Brief :: Transcribe each line of the records below exactly, excluding any embedded images.

=== Data to use ===

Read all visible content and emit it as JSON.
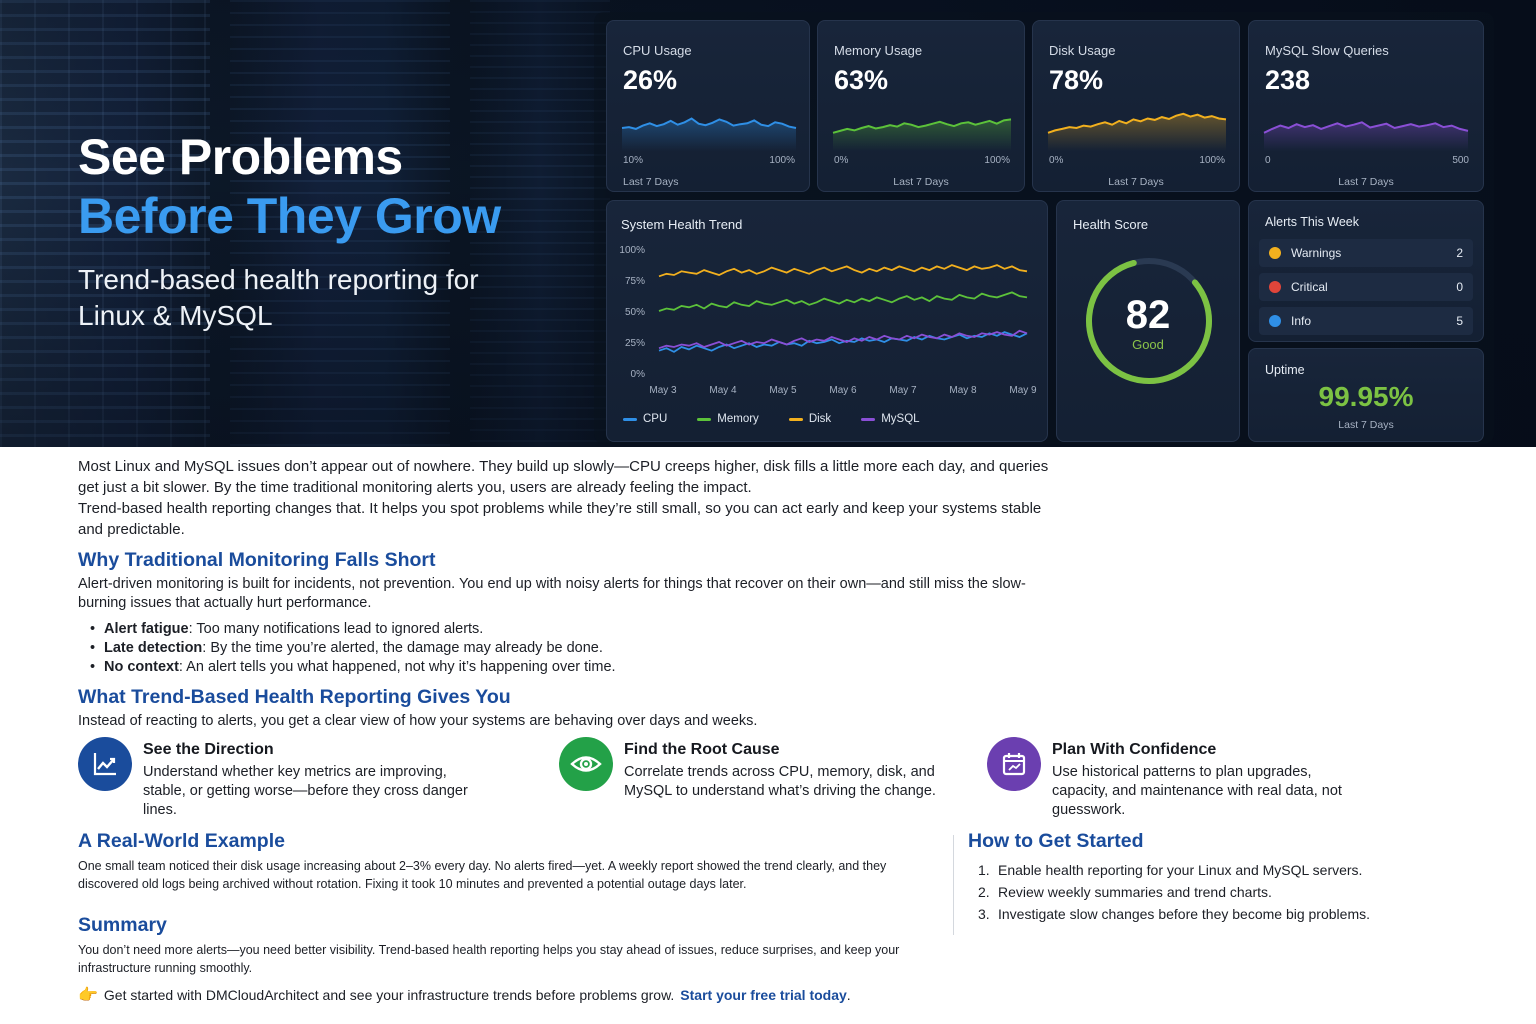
{
  "hero": {
    "title_line1": "See Problems",
    "title_line2": "Before They Grow",
    "subtitle": "Trend-based health reporting for Linux & MySQL"
  },
  "metrics": [
    {
      "label": "CPU Usage",
      "value": "26%",
      "range_min": "10%",
      "range_max": "100%",
      "period": "Last 7 Days",
      "color": "#2f8fe6",
      "series": [
        40,
        42,
        38,
        45,
        50,
        44,
        48,
        55,
        47,
        52,
        60,
        49,
        46,
        51,
        58,
        53,
        45,
        48,
        50,
        56,
        47,
        44,
        52,
        49,
        43,
        40
      ]
    },
    {
      "label": "Memory Usage",
      "value": "63%",
      "range_min": "0%",
      "range_max": "100%",
      "period": "Last 7 Days",
      "color": "#5cc23a",
      "series": [
        30,
        34,
        38,
        35,
        40,
        44,
        39,
        42,
        46,
        43,
        50,
        47,
        42,
        45,
        49,
        53,
        48,
        44,
        50,
        52,
        47,
        51,
        55,
        49,
        56,
        58
      ]
    },
    {
      "label": "Disk Usage",
      "value": "78%",
      "range_min": "0%",
      "range_max": "100%",
      "period": "Last 7 Days",
      "color": "#f2b01e",
      "series": [
        30,
        35,
        38,
        42,
        40,
        45,
        43,
        48,
        52,
        47,
        55,
        50,
        58,
        54,
        60,
        57,
        63,
        59,
        66,
        70,
        64,
        68,
        62,
        65,
        60,
        58
      ]
    },
    {
      "label": "MySQL Slow Queries",
      "value": "238",
      "range_min": "0",
      "range_max": "500",
      "period": "Last 7 Days",
      "color": "#8a4fd6",
      "series": [
        30,
        38,
        45,
        40,
        48,
        42,
        46,
        38,
        44,
        50,
        43,
        47,
        52,
        41,
        45,
        49,
        40,
        44,
        48,
        43,
        46,
        50,
        42,
        45,
        38,
        34
      ]
    }
  ],
  "trend": {
    "title": "System Health Trend",
    "y_ticks": [
      "100%",
      "75%",
      "50%",
      "25%",
      "0%"
    ],
    "x_ticks": [
      "May 3",
      "May 4",
      "May 5",
      "May 6",
      "May 7",
      "May 8",
      "May 9"
    ],
    "chart_data": {
      "type": "line",
      "ylim": [
        0,
        100
      ],
      "series": [
        {
          "name": "CPU",
          "color": "#2f8fe6",
          "values": [
            18,
            20,
            17,
            21,
            19,
            22,
            20,
            18,
            21,
            23,
            20,
            22,
            24,
            21,
            23,
            22,
            25,
            23,
            24,
            22,
            26,
            24,
            25,
            27,
            24,
            26,
            25,
            28,
            26,
            27,
            25,
            28,
            27,
            26,
            29,
            27,
            30,
            28,
            27,
            29,
            31,
            28,
            30,
            29,
            32,
            30,
            33,
            31,
            29,
            32
          ]
        },
        {
          "name": "Memory",
          "color": "#5cc23a",
          "values": [
            50,
            52,
            51,
            54,
            53,
            55,
            52,
            56,
            54,
            53,
            57,
            55,
            54,
            58,
            56,
            55,
            57,
            59,
            56,
            58,
            55,
            57,
            60,
            58,
            56,
            59,
            57,
            60,
            58,
            61,
            59,
            57,
            60,
            62,
            59,
            61,
            58,
            62,
            60,
            59,
            63,
            61,
            60,
            64,
            62,
            61,
            63,
            65,
            62,
            61
          ]
        },
        {
          "name": "Disk",
          "color": "#f2b01e",
          "values": [
            78,
            80,
            79,
            82,
            81,
            80,
            83,
            81,
            79,
            82,
            84,
            81,
            83,
            80,
            82,
            85,
            83,
            81,
            84,
            82,
            80,
            83,
            85,
            82,
            84,
            86,
            83,
            81,
            84,
            82,
            85,
            83,
            86,
            84,
            82,
            85,
            83,
            86,
            84,
            87,
            85,
            83,
            86,
            84,
            85,
            87,
            84,
            86,
            83,
            82
          ]
        },
        {
          "name": "MySQL",
          "color": "#8a4fd6",
          "values": [
            20,
            22,
            21,
            23,
            22,
            24,
            21,
            23,
            25,
            22,
            24,
            26,
            23,
            25,
            24,
            27,
            25,
            23,
            26,
            28,
            25,
            27,
            26,
            29,
            27,
            25,
            28,
            26,
            29,
            27,
            30,
            28,
            27,
            30,
            28,
            31,
            29,
            28,
            31,
            29,
            32,
            30,
            29,
            32,
            31,
            33,
            31,
            30,
            34,
            32
          ]
        }
      ]
    }
  },
  "health": {
    "title": "Health Score",
    "score": 82,
    "status": "Good",
    "color": "#7cc243"
  },
  "alerts": {
    "title": "Alerts This Week",
    "items": [
      {
        "label": "Warnings",
        "count": "2",
        "color": "#f2b01e"
      },
      {
        "label": "Critical",
        "count": "0",
        "color": "#e0453a"
      },
      {
        "label": "Info",
        "count": "5",
        "color": "#2f8fe6"
      }
    ]
  },
  "uptime": {
    "title": "Uptime",
    "value": "99.95%",
    "period": "Last 7 Days"
  },
  "article": {
    "intro_1": "Most Linux and MySQL issues don’t appear out of nowhere. They build up slowly—CPU creeps higher, disk fills a little more each day, and queries get just a bit slower. By the time traditional monitoring alerts you, users are already feeling the impact.",
    "intro_2": "Trend-based health reporting changes that. It helps you spot problems while they’re still small, so you can act early and keep your systems stable and predictable.",
    "why_title": "Why Traditional Monitoring Falls Short",
    "why_text": "Alert-driven monitoring is built for incidents, not prevention. You end up with noisy alerts for things that recover on their own—and still miss the slow-burning issues that actually hurt performance.",
    "bullets": [
      {
        "term": "Alert fatigue",
        "text": ": Too many notifications lead to ignored alerts."
      },
      {
        "term": "Late detection",
        "text": ": By the time you’re alerted, the damage may already be done."
      },
      {
        "term": "No context",
        "text": ": An alert tells you what happened, not why it’s happening over time."
      }
    ],
    "what_title": "What Trend-Based Health Reporting Gives You",
    "what_text": "Instead of reacting to alerts, you get a clear view of how your systems are behaving over days and weeks.",
    "features": [
      {
        "title": "See the Direction",
        "text": "Understand whether key metrics are improving, stable, or getting worse—before they cross danger lines.",
        "color": "#1a4c9c",
        "icon": "trend-chart-icon"
      },
      {
        "title": "Find the Root Cause",
        "text": "Correlate trends across CPU, memory, disk, and MySQL to understand what’s driving the change.",
        "color": "#23a148",
        "icon": "eye-icon"
      },
      {
        "title": "Plan With Confidence",
        "text": "Use historical patterns to plan upgrades, capacity, and maintenance with real data, not guesswork.",
        "color": "#6b3fb0",
        "icon": "calendar-icon"
      }
    ],
    "example_title": "A Real-World Example",
    "example_text": "One small team noticed their disk usage increasing about 2–3% every day. No alerts fired—yet. A weekly report showed the trend clearly, and they discovered old logs being archived without rotation. Fixing it took 10 minutes and prevented a potential outage days later.",
    "summary_title": "Summary",
    "summary_text": "You don’t need more alerts—you need better visibility. Trend-based health reporting helps you stay ahead of issues, reduce surprises, and keep your infrastructure running smoothly.",
    "start_title": "How to Get Started",
    "steps": [
      {
        "n": "1.",
        "text": "Enable health reporting for your Linux and MySQL servers."
      },
      {
        "n": "2.",
        "text": "Review weekly summaries and trend charts."
      },
      {
        "n": "3.",
        "text": "Investigate slow changes before they become big problems."
      }
    ],
    "cta_text": "Get started with DMCloudArchitect and see your infrastructure trends before problems grow.",
    "cta_link": "Start your free trial today",
    "cta_end": "."
  }
}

===

Task response ::
Read all visible content and emit it as JSON.
{
  "hero": {
    "title_line1": "See Problems",
    "title_line2": "Before They Grow",
    "subtitle": "Trend-based health reporting for Linux & MySQL"
  },
  "metrics": [
    {
      "label": "CPU Usage",
      "value": "26%",
      "range_min": "10%",
      "range_max": "100%",
      "period": "Last 7 Days",
      "color": "#2f8fe6",
      "series": [
        40,
        42,
        38,
        45,
        50,
        44,
        48,
        55,
        47,
        52,
        60,
        49,
        46,
        51,
        58,
        53,
        45,
        48,
        50,
        56,
        47,
        44,
        52,
        49,
        43,
        40
      ]
    },
    {
      "label": "Memory Usage",
      "value": "63%",
      "range_min": "0%",
      "range_max": "100%",
      "period": "Last 7 Days",
      "color": "#5cc23a",
      "series": [
        30,
        34,
        38,
        35,
        40,
        44,
        39,
        42,
        46,
        43,
        50,
        47,
        42,
        45,
        49,
        53,
        48,
        44,
        50,
        52,
        47,
        51,
        55,
        49,
        56,
        58
      ]
    },
    {
      "label": "Disk Usage",
      "value": "78%",
      "range_min": "0%",
      "range_max": "100%",
      "period": "Last 7 Days",
      "color": "#f2b01e",
      "series": [
        30,
        35,
        38,
        42,
        40,
        45,
        43,
        48,
        52,
        47,
        55,
        50,
        58,
        54,
        60,
        57,
        63,
        59,
        66,
        70,
        64,
        68,
        62,
        65,
        60,
        58
      ]
    },
    {
      "label": "MySQL Slow Queries",
      "value": "238",
      "range_min": "0",
      "range_max": "500",
      "period": "Last 7 Days",
      "color": "#8a4fd6",
      "series": [
        30,
        38,
        45,
        40,
        48,
        42,
        46,
        38,
        44,
        50,
        43,
        47,
        52,
        41,
        45,
        49,
        40,
        44,
        48,
        43,
        46,
        50,
        42,
        45,
        38,
        34
      ]
    }
  ],
  "trend": {
    "title": "System Health Trend",
    "y_ticks": [
      "100%",
      "75%",
      "50%",
      "25%",
      "0%"
    ],
    "x_ticks": [
      "May 3",
      "May 4",
      "May 5",
      "May 6",
      "May 7",
      "May 8",
      "May 9"
    ],
    "chart_data": {
      "type": "line",
      "ylim": [
        0,
        100
      ],
      "series": [
        {
          "name": "CPU",
          "color": "#2f8fe6",
          "values": [
            18,
            20,
            17,
            21,
            19,
            22,
            20,
            18,
            21,
            23,
            20,
            22,
            24,
            21,
            23,
            22,
            25,
            23,
            24,
            22,
            26,
            24,
            25,
            27,
            24,
            26,
            25,
            28,
            26,
            27,
            25,
            28,
            27,
            26,
            29,
            27,
            30,
            28,
            27,
            29,
            31,
            28,
            30,
            29,
            32,
            30,
            33,
            31,
            29,
            32
          ]
        },
        {
          "name": "Memory",
          "color": "#5cc23a",
          "values": [
            50,
            52,
            51,
            54,
            53,
            55,
            52,
            56,
            54,
            53,
            57,
            55,
            54,
            58,
            56,
            55,
            57,
            59,
            56,
            58,
            55,
            57,
            60,
            58,
            56,
            59,
            57,
            60,
            58,
            61,
            59,
            57,
            60,
            62,
            59,
            61,
            58,
            62,
            60,
            59,
            63,
            61,
            60,
            64,
            62,
            61,
            63,
            65,
            62,
            61
          ]
        },
        {
          "name": "Disk",
          "color": "#f2b01e",
          "values": [
            78,
            80,
            79,
            82,
            81,
            80,
            83,
            81,
            79,
            82,
            84,
            81,
            83,
            80,
            82,
            85,
            83,
            81,
            84,
            82,
            80,
            83,
            85,
            82,
            84,
            86,
            83,
            81,
            84,
            82,
            85,
            83,
            86,
            84,
            82,
            85,
            83,
            86,
            84,
            87,
            85,
            83,
            86,
            84,
            85,
            87,
            84,
            86,
            83,
            82
          ]
        },
        {
          "name": "MySQL",
          "color": "#8a4fd6",
          "values": [
            20,
            22,
            21,
            23,
            22,
            24,
            21,
            23,
            25,
            22,
            24,
            26,
            23,
            25,
            24,
            27,
            25,
            23,
            26,
            28,
            25,
            27,
            26,
            29,
            27,
            25,
            28,
            26,
            29,
            27,
            30,
            28,
            27,
            30,
            28,
            31,
            29,
            28,
            31,
            29,
            32,
            30,
            29,
            32,
            31,
            33,
            31,
            30,
            34,
            32
          ]
        }
      ]
    }
  },
  "health": {
    "title": "Health Score",
    "score": 82,
    "status": "Good",
    "color": "#7cc243"
  },
  "alerts": {
    "title": "Alerts This Week",
    "items": [
      {
        "label": "Warnings",
        "count": "2",
        "color": "#f2b01e"
      },
      {
        "label": "Critical",
        "count": "0",
        "color": "#e0453a"
      },
      {
        "label": "Info",
        "count": "5",
        "color": "#2f8fe6"
      }
    ]
  },
  "uptime": {
    "title": "Uptime",
    "value": "99.95%",
    "period": "Last 7 Days"
  },
  "article": {
    "intro_1": "Most Linux and MySQL issues don’t appear out of nowhere. They build up slowly—CPU creeps higher, disk fills a little more each day, and queries get just a bit slower. By the time traditional monitoring alerts you, users are already feeling the impact.",
    "intro_2": "Trend-based health reporting changes that. It helps you spot problems while they’re still small, so you can act early and keep your systems stable and predictable.",
    "why_title": "Why Traditional Monitoring Falls Short",
    "why_text": "Alert-driven monitoring is built for incidents, not prevention. You end up with noisy alerts for things that recover on their own—and still miss the slow-burning issues that actually hurt performance.",
    "bullets": [
      {
        "term": "Alert fatigue",
        "text": ": Too many notifications lead to ignored alerts."
      },
      {
        "term": "Late detection",
        "text": ": By the time you’re alerted, the damage may already be done."
      },
      {
        "term": "No context",
        "text": ": An alert tells you what happened, not why it’s happening over time."
      }
    ],
    "what_title": "What Trend-Based Health Reporting Gives You",
    "what_text": "Instead of reacting to alerts, you get a clear view of how your systems are behaving over days and weeks.",
    "features": [
      {
        "title": "See the Direction",
        "text": "Understand whether key metrics are improving, stable, or getting worse—before they cross danger lines.",
        "color": "#1a4c9c",
        "icon": "trend-chart-icon"
      },
      {
        "title": "Find the Root Cause",
        "text": "Correlate trends across CPU, memory, disk, and MySQL to understand what’s driving the change.",
        "color": "#23a148",
        "icon": "eye-icon"
      },
      {
        "title": "Plan With Confidence",
        "text": "Use historical patterns to plan upgrades, capacity, and maintenance with real data, not guesswork.",
        "color": "#6b3fb0",
        "icon": "calendar-icon"
      }
    ],
    "example_title": "A Real-World Example",
    "example_text": "One small team noticed their disk usage increasing about 2–3% every day. No alerts fired—yet. A weekly report showed the trend clearly, and they discovered old logs being archived without rotation. Fixing it took 10 minutes and prevented a potential outage days later.",
    "summary_title": "Summary",
    "summary_text": "You don’t need more alerts—you need better visibility. Trend-based health reporting helps you stay ahead of issues, reduce surprises, and keep your infrastructure running smoothly.",
    "start_title": "How to Get Started",
    "steps": [
      {
        "n": "1.",
        "text": "Enable health reporting for your Linux and MySQL servers."
      },
      {
        "n": "2.",
        "text": "Review weekly summaries and trend charts."
      },
      {
        "n": "3.",
        "text": "Investigate slow changes before they become big problems."
      }
    ],
    "cta_text": "Get started with DMCloudArchitect and see your infrastructure trends before problems grow.",
    "cta_link": "Start your free trial today",
    "cta_end": "."
  }
}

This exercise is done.